═════ Data to use ═════
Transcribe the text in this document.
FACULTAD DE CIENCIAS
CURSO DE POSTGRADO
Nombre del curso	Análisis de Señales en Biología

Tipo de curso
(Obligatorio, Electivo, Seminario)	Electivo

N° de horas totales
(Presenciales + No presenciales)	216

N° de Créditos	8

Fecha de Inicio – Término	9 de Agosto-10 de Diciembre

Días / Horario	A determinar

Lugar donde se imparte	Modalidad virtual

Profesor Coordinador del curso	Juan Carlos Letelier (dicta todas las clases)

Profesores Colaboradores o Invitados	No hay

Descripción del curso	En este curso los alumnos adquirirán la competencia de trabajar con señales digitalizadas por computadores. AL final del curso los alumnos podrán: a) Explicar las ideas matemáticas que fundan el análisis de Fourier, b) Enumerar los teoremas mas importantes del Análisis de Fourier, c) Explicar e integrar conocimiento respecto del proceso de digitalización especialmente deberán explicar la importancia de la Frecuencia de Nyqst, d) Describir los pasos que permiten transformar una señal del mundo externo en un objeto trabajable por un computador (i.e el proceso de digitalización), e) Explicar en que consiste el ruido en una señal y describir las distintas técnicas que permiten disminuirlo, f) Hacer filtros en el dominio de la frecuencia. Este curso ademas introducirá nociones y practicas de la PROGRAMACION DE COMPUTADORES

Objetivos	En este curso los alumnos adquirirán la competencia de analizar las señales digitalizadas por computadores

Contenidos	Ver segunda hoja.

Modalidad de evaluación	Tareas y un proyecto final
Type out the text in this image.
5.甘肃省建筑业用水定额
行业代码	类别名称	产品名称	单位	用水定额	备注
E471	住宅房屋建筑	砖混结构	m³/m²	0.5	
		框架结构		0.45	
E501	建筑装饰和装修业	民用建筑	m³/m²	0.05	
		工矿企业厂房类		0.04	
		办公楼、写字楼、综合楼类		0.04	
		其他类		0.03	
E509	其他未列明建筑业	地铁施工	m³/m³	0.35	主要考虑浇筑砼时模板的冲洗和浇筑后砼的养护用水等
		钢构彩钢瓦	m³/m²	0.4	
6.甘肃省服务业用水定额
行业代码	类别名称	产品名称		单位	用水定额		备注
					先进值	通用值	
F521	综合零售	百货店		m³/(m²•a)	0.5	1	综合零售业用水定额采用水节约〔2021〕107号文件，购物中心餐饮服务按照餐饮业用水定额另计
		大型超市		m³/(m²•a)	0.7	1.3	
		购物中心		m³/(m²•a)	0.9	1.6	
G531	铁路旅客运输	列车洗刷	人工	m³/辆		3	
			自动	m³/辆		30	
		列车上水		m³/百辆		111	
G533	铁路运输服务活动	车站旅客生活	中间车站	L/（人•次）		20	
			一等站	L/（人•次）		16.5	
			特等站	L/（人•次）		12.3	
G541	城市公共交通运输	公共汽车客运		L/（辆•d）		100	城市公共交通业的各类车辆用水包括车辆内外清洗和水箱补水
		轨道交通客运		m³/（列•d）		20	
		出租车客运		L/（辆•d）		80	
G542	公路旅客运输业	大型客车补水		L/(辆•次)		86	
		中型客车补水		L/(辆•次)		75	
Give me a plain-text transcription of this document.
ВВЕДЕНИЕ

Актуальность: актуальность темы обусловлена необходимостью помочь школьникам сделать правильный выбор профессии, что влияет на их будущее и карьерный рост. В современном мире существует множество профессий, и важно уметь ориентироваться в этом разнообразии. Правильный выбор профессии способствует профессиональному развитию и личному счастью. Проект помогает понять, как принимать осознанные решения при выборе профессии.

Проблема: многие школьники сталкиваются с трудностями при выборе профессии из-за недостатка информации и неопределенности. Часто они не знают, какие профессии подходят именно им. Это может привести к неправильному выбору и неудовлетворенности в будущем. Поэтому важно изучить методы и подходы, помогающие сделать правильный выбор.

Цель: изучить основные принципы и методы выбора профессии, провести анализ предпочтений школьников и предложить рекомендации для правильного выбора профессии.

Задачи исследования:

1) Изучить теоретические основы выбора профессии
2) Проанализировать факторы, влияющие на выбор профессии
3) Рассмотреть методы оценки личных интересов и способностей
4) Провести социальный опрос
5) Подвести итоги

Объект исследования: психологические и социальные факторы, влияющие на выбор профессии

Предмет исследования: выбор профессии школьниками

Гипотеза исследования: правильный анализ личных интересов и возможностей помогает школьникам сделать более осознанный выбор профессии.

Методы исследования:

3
═════
What is needed: Output the records exactly, including every line.

Final result:
Transcribe the text in this document.
FACULTAD DE CIENCIAS
CURSO DE POSTGRADO
Nombre del curso	Análisis de Señales en Biología

Tipo de curso
(Obligatorio, Electivo, Seminario)	Electivo

N° de horas totales
(Presenciales + No presenciales)	216

N° de Créditos	8

Fecha de Inicio – Término	9 de Agosto-10 de Diciembre

Días / Horario	A determinar

Lugar donde se imparte	Modalidad virtual

Profesor Coordinador del curso	Juan Carlos Letelier (dicta todas las clases)

Profesores Colaboradores o Invitados	No hay

Descripción del curso	En este curso los alumnos adquirirán la competencia de trabajar con señales digitalizadas por computadores. AL final del curso los alumnos podrán: a) Explicar las ideas matemáticas que fundan el análisis de Fourier, b) Enumerar los teoremas mas importantes del Análisis de Fourier, c) Explicar e integrar conocimiento respecto del proceso de digitalización especialmente deberán explicar la importancia de la Frecuencia de Nyqst, d) Describir los pasos que permiten transformar una señal del mundo externo en un objeto trabajable por un computador (i.e el proceso de digitalización), e) Explicar en que consiste el ruido en una señal y describir las distintas técnicas que permiten disminuirlo, f) Hacer filtros en el dominio de la frecuencia. Este curso ademas introducirá nociones y practicas de la PROGRAMACION DE COMPUTADORES

Objetivos	En este curso los alumnos adquirirán la competencia de analizar las señales digitalizadas por computadores

Contenidos	Ver segunda hoja.

Modalidad de evaluación	Tareas y un proyecto final
Type out the text in this image.
5.甘肃省建筑业用水定额
行业代码	类别名称	产品名称	单位	用水定额	备注
E471	住宅房屋建筑	砖混结构	m³/m²	0.5	
		框架结构		0.45	
E501	建筑装饰和装修业	民用建筑	m³/m²	0.05	
		工矿企业厂房类		0.04	
		办公楼、写字楼、综合楼类		0.04	
		其他类		0.03	
E509	其他未列明建筑业	地铁施工	m³/m³	0.35	主要考虑浇筑砼时模板的冲洗和浇筑后砼的养护用水等
		钢构彩钢瓦	m³/m²	0.4	
6.甘肃省服务业用水定额
行业代码	类别名称	产品名称		单位	用水定额		备注
					先进值	通用值	
F521	综合零售	百货店		m³/(m²•a)	0.5	1	综合零售业用水定额采用水节约〔2021〕107号文件，购物中心餐饮服务按照餐饮业用水定额另计
		大型超市		m³/(m²•a)	0.7	1.3	
		购物中心		m³/(m²•a)	0.9	1.6	
G531	铁路旅客运输	列车洗刷	人工	m³/辆		3	
			自动	m³/辆		30	
		列车上水		m³/百辆		111	
G533	铁路运输服务活动	车站旅客生活	中间车站	L/（人•次）		20	
			一等站	L/（人•次）		16.5	
			特等站	L/（人•次）		12.3	
G541	城市公共交通运输	公共汽车客运		L/（辆•d）		100	城市公共交通业的各类车辆用水包括车辆内外清洗和水箱补水
		轨道交通客运		m³/（列•d）		20	
		出租车客运		L/（辆•d）		80	
G542	公路旅客运输业	大型客车补水		L/(辆•次)		86	
		中型客车补水		L/(辆•次)		75	
Give me a plain-text transcription of this document.
ВВЕДЕНИЕ

Актуальность: актуальность темы обусловлена необходимостью помочь школьникам сделать правильный выбор профессии, что влияет на их будущее и карьерный рост. В современном мире существует множество профессий, и важно уметь ориентироваться в этом разнообразии. Правильный выбор профессии способствует профессиональному развитию и личному счастью. Проект помогает понять, как принимать осознанные решения при выборе профессии.

Проблема: многие школьники сталкиваются с трудностями при выборе профессии из-за недостатка информации и неопределенности. Часто они не знают, какие профессии подходят именно им. Это может привести к неправильному выбору и неудовлетворенности в будущем. Поэтому важно изучить методы и подходы, помогающие сделать правильный выбор.

Цель: изучить основные принципы и методы выбора профессии, провести анализ предпочтений школьников и предложить рекомендации для правильного выбора профессии.

Задачи исследования:

1) Изучить теоретические основы выбора профессии
2) Проанализировать факторы, влияющие на выбор профессии
3) Рассмотреть методы оценки личных интересов и способностей
4) Провести социальный опрос
5) Подвести итоги

Объект исследования: психологические и социальные факторы, влияющие на выбор профессии

Предмет исследования: выбор профессии школьниками

Гипотеза исследования: правильный анализ личных интересов и возможностей помогает школьникам сделать более осознанный выбор профессии.

Методы исследования:

3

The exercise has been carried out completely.